Records follow. Select each line holding "Balance".

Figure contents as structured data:
══════════════════════════════
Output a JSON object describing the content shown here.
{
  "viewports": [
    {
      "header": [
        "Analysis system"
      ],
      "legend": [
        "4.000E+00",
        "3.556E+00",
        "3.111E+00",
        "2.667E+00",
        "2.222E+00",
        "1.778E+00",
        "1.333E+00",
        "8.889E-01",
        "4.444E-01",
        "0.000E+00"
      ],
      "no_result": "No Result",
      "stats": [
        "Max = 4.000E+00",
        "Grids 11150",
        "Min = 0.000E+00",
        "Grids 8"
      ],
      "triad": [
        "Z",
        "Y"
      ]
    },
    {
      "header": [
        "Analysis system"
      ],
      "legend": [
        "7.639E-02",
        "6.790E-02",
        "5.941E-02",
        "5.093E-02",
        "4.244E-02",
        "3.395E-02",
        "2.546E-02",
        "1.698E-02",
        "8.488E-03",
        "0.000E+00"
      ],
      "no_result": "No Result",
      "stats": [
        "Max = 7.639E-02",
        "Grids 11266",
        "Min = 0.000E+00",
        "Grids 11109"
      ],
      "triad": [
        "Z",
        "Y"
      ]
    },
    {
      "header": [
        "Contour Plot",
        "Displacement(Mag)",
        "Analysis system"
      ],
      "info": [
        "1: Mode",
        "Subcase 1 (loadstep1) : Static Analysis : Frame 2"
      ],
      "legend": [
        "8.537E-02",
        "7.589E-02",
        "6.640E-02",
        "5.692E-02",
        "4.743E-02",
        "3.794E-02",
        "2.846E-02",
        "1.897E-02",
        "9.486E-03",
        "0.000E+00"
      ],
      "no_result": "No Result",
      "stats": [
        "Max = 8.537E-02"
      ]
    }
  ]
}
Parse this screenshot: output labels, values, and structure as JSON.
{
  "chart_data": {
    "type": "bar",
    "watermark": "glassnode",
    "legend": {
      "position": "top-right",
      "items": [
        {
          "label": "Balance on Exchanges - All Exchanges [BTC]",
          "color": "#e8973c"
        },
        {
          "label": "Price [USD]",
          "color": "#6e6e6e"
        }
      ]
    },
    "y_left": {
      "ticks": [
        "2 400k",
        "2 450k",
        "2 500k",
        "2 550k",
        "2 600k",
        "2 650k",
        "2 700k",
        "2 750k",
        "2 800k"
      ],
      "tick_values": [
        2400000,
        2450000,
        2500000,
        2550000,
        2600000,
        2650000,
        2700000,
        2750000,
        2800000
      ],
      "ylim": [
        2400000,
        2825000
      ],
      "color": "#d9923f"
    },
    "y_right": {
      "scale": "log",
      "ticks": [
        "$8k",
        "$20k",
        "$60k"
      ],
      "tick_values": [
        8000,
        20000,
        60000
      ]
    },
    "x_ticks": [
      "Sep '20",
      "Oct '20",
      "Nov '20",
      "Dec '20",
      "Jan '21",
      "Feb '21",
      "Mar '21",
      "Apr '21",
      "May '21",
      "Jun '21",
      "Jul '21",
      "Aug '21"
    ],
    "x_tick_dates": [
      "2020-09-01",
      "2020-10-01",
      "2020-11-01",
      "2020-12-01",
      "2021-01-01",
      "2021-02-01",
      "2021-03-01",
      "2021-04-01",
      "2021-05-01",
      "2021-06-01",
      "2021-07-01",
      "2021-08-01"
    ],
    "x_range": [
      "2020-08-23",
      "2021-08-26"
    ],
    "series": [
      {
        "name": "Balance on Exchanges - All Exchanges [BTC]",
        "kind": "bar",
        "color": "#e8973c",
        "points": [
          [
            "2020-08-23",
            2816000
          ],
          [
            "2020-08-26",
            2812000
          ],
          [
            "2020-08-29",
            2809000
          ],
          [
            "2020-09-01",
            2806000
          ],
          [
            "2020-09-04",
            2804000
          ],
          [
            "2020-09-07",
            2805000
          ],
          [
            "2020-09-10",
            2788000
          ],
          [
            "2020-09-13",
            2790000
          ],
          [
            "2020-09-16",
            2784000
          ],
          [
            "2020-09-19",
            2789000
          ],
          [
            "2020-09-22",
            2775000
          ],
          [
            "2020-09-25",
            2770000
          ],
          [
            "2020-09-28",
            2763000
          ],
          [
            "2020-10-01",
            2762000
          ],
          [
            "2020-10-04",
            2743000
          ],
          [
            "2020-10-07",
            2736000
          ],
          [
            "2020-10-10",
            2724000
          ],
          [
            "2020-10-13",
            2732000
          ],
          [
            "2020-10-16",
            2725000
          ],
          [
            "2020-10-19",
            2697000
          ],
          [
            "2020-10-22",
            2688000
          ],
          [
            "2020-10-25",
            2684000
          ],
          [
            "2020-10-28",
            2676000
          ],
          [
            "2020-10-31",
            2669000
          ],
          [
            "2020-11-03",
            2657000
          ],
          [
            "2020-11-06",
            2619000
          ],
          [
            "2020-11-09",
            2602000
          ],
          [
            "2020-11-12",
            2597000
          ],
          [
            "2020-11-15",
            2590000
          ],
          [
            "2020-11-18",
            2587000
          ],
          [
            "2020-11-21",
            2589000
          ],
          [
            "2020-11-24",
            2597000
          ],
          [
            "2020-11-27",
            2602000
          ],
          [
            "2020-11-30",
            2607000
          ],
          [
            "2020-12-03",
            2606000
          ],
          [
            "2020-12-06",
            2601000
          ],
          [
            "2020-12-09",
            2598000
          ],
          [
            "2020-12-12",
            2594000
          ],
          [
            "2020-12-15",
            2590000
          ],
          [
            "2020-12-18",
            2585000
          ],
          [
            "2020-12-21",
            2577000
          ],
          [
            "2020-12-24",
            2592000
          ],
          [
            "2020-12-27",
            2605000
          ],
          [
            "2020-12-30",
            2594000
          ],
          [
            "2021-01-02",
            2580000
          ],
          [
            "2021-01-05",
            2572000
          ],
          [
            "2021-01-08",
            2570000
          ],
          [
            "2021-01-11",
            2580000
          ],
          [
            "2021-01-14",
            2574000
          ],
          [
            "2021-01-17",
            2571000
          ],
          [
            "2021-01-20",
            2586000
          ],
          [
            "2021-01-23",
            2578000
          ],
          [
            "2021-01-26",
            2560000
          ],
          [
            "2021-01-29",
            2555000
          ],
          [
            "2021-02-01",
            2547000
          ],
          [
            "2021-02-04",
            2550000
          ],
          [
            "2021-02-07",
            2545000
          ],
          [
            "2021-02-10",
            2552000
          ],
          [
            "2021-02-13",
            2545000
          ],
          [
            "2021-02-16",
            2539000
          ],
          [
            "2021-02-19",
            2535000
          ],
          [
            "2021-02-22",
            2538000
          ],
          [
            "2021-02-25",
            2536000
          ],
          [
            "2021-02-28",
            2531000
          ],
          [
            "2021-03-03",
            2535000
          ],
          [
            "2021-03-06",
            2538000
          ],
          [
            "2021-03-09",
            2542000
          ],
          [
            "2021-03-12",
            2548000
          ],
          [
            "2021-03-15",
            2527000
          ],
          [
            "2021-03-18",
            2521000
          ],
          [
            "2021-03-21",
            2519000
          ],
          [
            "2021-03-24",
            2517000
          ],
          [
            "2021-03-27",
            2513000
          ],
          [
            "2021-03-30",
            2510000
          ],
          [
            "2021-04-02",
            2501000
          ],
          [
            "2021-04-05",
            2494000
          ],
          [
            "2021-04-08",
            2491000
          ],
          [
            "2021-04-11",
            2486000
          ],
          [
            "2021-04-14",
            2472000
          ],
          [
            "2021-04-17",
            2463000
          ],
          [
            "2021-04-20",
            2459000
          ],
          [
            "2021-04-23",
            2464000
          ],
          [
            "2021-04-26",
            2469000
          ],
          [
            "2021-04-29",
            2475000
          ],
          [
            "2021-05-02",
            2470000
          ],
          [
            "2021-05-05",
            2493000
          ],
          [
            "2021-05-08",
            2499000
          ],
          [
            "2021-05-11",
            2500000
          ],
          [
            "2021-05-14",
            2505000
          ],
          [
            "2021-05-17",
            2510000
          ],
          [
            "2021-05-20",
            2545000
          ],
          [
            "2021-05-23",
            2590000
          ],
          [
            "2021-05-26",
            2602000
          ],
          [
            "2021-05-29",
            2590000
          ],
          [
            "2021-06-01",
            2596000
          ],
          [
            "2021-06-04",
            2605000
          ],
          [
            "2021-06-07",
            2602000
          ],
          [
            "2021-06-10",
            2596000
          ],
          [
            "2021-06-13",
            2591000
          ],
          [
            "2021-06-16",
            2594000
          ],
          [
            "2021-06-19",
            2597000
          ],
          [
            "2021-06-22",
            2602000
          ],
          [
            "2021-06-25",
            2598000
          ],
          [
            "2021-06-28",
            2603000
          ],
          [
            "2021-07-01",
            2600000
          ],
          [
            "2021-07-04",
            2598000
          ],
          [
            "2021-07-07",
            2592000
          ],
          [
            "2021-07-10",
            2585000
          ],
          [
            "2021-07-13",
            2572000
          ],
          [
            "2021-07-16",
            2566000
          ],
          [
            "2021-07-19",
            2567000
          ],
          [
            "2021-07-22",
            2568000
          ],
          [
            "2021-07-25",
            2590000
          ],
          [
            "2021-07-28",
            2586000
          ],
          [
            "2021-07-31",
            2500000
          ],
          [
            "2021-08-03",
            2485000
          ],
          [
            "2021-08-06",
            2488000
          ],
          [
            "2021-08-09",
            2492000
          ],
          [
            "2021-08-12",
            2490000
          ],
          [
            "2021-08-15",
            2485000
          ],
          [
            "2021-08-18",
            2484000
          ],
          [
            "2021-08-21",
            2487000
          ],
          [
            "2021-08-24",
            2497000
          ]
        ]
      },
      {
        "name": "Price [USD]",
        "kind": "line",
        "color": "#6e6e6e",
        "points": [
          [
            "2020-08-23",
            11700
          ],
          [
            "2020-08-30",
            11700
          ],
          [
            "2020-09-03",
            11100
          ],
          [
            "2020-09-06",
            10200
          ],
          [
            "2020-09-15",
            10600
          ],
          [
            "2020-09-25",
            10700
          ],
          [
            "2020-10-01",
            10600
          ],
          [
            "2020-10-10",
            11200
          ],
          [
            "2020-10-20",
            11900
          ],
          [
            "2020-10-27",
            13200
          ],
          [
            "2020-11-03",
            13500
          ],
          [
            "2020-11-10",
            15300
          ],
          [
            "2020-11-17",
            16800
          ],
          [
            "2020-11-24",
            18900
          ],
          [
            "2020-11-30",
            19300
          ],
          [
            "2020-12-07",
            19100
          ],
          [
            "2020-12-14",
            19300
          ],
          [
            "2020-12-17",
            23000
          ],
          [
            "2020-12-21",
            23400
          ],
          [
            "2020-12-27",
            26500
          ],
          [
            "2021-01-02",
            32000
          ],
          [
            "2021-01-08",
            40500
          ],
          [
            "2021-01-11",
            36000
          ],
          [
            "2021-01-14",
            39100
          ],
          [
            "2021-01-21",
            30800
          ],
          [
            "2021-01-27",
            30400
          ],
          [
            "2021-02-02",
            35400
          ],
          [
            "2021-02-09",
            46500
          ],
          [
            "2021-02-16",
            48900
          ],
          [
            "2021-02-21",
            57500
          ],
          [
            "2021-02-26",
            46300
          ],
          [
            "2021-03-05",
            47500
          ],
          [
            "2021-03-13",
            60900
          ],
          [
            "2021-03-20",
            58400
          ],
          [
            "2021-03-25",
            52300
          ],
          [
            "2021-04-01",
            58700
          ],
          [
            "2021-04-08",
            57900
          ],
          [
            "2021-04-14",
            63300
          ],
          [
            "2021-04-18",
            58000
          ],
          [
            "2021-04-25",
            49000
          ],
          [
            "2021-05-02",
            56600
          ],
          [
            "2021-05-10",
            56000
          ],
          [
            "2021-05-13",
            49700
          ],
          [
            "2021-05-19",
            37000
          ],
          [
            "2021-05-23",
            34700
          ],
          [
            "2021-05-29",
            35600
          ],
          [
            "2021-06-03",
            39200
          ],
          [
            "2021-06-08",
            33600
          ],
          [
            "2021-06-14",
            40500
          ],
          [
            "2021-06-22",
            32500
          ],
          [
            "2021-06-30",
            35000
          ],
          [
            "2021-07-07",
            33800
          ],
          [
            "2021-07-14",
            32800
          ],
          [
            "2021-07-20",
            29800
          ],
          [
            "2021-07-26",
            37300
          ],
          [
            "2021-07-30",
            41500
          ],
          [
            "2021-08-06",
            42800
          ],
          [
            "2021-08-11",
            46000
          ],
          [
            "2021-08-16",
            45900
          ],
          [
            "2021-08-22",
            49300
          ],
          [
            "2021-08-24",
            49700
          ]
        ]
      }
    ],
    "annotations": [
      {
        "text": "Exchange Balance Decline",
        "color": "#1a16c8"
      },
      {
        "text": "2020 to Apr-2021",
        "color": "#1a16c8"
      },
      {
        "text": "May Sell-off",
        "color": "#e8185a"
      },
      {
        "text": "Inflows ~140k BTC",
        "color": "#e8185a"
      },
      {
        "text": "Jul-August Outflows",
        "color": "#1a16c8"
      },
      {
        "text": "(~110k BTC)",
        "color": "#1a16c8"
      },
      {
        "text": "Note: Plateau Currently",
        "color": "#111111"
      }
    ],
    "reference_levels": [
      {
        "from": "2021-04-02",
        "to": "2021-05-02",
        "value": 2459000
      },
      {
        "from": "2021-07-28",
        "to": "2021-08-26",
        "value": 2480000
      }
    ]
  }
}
══════════════════════════════
Answer to this problem —
          "label": "Balance on Exchanges - All Exchanges [BTC]",
        "name": "Balance on Exchanges - All Exchanges [BTC]",
        "text": "Exchange Balance Decline",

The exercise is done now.